» TO DO
Look through the material below. Copy every line with the string "enterprise" in it.
Start
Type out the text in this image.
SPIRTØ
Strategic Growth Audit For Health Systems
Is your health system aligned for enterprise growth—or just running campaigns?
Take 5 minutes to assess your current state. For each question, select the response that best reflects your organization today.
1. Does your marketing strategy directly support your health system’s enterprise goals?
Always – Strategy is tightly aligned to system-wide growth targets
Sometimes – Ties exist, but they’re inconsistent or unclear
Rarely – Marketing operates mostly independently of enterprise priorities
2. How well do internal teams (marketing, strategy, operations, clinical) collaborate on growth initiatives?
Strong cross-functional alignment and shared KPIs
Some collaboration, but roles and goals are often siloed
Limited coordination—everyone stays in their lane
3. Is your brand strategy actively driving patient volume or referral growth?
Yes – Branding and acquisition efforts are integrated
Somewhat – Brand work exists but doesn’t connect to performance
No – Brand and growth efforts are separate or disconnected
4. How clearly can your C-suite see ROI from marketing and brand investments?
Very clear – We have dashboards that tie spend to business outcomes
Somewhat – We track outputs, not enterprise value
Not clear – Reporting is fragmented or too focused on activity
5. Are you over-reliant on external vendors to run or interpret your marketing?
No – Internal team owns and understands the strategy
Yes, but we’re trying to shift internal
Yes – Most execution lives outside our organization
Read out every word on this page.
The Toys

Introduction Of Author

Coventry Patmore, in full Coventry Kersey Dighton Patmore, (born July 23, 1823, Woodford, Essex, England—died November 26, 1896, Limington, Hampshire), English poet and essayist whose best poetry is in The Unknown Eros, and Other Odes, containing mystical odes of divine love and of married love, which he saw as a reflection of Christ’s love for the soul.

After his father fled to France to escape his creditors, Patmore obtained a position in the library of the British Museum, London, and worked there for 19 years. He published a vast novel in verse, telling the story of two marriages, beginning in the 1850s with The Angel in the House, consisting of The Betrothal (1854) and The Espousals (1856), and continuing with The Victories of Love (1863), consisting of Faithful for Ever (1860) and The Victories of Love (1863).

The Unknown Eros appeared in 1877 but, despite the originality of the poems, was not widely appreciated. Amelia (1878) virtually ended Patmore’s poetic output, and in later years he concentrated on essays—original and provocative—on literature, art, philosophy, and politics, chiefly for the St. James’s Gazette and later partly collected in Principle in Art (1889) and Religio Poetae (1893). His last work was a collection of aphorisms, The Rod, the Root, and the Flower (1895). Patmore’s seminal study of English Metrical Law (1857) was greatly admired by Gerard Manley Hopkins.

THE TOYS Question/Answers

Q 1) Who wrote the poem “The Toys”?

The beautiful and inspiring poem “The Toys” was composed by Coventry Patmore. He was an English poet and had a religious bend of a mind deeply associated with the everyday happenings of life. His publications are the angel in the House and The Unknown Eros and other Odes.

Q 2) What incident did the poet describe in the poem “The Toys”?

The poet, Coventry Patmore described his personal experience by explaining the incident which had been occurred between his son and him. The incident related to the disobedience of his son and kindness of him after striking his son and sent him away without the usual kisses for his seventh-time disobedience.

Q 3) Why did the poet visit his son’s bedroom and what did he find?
End
» OUTPUT FOR THIS TASK
Is your health system aligned for enterprise growth—or just running campaigns?
1. Does your marketing strategy directly support your health system’s enterprise goals?
Rarely – Marketing operates mostly independently of enterprise priorities
Somewhat – We track outputs, not enterprise value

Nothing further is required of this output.